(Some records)
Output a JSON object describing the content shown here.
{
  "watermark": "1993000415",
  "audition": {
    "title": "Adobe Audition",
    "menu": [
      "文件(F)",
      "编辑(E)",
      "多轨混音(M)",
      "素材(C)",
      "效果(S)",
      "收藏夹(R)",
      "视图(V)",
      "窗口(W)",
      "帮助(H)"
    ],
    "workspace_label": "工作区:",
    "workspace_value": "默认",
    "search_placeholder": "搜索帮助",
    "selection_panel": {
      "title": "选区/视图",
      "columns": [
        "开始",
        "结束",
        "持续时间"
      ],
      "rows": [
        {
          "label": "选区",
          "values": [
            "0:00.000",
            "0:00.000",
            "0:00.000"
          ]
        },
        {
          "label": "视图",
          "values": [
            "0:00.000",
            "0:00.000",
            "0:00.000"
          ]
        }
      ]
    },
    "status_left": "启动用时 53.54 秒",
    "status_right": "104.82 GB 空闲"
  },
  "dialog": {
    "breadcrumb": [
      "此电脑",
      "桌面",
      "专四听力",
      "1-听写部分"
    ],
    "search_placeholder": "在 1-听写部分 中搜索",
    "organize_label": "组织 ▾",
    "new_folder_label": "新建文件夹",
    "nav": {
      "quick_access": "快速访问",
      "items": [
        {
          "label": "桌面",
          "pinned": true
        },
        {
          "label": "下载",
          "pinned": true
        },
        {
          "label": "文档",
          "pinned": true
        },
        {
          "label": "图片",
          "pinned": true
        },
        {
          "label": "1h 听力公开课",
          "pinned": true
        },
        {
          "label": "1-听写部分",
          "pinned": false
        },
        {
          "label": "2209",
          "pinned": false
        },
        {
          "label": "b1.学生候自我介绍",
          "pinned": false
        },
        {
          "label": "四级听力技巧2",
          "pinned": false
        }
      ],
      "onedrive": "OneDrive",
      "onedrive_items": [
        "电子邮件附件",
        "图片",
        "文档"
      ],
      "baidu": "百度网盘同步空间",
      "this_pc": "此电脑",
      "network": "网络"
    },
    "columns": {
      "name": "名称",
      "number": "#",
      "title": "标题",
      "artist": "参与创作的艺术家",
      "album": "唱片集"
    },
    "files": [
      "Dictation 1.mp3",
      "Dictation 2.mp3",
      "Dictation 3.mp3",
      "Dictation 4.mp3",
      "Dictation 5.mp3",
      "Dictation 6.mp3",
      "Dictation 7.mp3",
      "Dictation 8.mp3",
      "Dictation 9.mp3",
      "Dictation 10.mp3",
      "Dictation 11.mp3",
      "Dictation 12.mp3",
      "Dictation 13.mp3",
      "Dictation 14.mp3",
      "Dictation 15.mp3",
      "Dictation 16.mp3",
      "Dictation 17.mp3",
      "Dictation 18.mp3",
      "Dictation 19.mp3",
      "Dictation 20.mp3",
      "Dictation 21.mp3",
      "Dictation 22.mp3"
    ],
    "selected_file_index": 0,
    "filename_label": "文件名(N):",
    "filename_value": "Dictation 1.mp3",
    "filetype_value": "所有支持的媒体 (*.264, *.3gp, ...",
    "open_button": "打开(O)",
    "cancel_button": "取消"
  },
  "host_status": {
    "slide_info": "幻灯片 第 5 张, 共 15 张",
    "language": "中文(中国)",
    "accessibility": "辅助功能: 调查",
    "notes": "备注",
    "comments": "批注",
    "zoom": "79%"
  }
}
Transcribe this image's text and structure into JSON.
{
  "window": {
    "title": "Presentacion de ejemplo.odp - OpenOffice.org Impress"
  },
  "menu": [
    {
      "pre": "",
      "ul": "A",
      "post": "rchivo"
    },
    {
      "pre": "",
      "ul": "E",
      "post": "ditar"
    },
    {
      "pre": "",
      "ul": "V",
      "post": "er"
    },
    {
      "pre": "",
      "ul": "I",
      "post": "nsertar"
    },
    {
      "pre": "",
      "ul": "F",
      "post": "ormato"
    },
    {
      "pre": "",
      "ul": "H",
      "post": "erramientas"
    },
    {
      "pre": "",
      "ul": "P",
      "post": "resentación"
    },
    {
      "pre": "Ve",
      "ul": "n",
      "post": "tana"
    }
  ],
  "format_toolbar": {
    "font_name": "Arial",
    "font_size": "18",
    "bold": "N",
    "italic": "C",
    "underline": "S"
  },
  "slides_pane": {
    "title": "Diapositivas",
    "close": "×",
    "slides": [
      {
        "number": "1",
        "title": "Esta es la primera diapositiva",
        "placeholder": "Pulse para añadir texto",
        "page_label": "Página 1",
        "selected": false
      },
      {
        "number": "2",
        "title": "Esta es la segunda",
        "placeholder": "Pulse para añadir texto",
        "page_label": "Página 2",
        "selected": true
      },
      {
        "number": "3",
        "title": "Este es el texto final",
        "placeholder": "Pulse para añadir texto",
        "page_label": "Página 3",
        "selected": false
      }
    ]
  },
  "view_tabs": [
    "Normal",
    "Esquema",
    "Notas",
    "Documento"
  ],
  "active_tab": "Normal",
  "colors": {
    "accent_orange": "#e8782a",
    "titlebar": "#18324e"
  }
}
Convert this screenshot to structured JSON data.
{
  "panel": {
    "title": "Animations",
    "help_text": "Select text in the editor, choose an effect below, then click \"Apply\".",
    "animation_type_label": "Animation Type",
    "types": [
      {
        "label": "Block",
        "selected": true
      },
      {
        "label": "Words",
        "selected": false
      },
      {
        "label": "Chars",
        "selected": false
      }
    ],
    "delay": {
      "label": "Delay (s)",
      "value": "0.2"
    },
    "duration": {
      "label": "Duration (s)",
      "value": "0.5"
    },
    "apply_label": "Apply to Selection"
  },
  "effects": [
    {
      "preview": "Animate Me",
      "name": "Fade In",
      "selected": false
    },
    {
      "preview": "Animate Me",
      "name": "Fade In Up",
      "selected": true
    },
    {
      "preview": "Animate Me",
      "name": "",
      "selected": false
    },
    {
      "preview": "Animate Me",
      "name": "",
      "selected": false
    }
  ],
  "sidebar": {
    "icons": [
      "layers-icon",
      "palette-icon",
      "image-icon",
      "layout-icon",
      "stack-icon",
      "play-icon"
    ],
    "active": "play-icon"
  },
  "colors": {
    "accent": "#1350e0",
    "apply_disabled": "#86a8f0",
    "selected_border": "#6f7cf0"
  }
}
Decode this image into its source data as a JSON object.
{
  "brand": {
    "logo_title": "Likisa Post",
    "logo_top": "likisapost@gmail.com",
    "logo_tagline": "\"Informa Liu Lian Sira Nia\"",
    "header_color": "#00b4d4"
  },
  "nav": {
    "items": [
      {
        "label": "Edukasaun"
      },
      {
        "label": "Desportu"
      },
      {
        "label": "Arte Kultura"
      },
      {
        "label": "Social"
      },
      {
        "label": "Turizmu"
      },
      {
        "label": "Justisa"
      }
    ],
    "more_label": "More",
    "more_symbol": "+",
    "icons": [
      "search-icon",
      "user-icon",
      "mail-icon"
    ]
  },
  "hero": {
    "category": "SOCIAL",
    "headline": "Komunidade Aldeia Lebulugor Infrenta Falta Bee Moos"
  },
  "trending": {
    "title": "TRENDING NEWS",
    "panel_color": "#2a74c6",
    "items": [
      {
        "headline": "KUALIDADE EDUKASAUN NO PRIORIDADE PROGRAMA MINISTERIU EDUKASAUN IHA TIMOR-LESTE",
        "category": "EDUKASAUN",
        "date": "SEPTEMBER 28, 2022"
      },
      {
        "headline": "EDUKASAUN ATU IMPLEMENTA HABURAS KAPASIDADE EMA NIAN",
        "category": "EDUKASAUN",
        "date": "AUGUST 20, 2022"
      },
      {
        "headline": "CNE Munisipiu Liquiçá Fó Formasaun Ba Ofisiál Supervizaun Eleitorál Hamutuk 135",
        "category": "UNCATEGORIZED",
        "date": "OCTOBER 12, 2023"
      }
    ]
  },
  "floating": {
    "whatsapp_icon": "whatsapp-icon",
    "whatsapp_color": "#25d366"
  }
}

## Work to be completed
Look above for the line containing "Decode this image"; copy from it through the last line, exactly, and nothing more.

## Exercise output
Decode this image into its source data as a JSON object.
{
  "brand": {
    "logo_title": "Likisa Post",
    "logo_top": "likisapost@gmail.com",
    "logo_tagline": "\"Informa Liu Lian Sira Nia\"",
    "header_color": "#00b4d4"
  },
  "nav": {
    "items": [
      {
        "label": "Edukasaun"
      },
      {
        "label": "Desportu"
      },
      {
        "label": "Arte Kultura"
      },
      {
        "label": "Social"
      },
      {
        "label": "Turizmu"
      },
      {
        "label": "Justisa"
      }
    ],
    "more_label": "More",
    "more_symbol": "+",
    "icons": [
      "search-icon",
      "user-icon",
      "mail-icon"
    ]
  },
  "hero": {
    "category": "SOCIAL",
    "headline": "Komunidade Aldeia Lebulugor Infrenta Falta Bee Moos"
  },
  "trending": {
    "title": "TRENDING NEWS",
    "panel_color": "#2a74c6",
    "items": [
      {
        "headline": "KUALIDADE EDUKASAUN NO PRIORIDADE PROGRAMA MINISTERIU EDUKASAUN IHA TIMOR-LESTE",
        "category": "EDUKASAUN",
        "date": "SEPTEMBER 28, 2022"
      },
      {
        "headline": "EDUKASAUN ATU IMPLEMENTA HABURAS KAPASIDADE EMA NIAN",
        "category": "EDUKASAUN",
        "date": "AUGUST 20, 2022"
      },
      {
        "headline": "CNE Munisipiu Liquiçá Fó Formasaun Ba Ofisiál Supervizaun Eleitorál Hamutuk 135",
        "category": "UNCATEGORIZED",
        "date": "OCTOBER 12, 2023"
      }
    ]
  },
  "floating": {
    "whatsapp_icon": "whatsapp-icon",
    "whatsapp_color": "#25d366"
  }
}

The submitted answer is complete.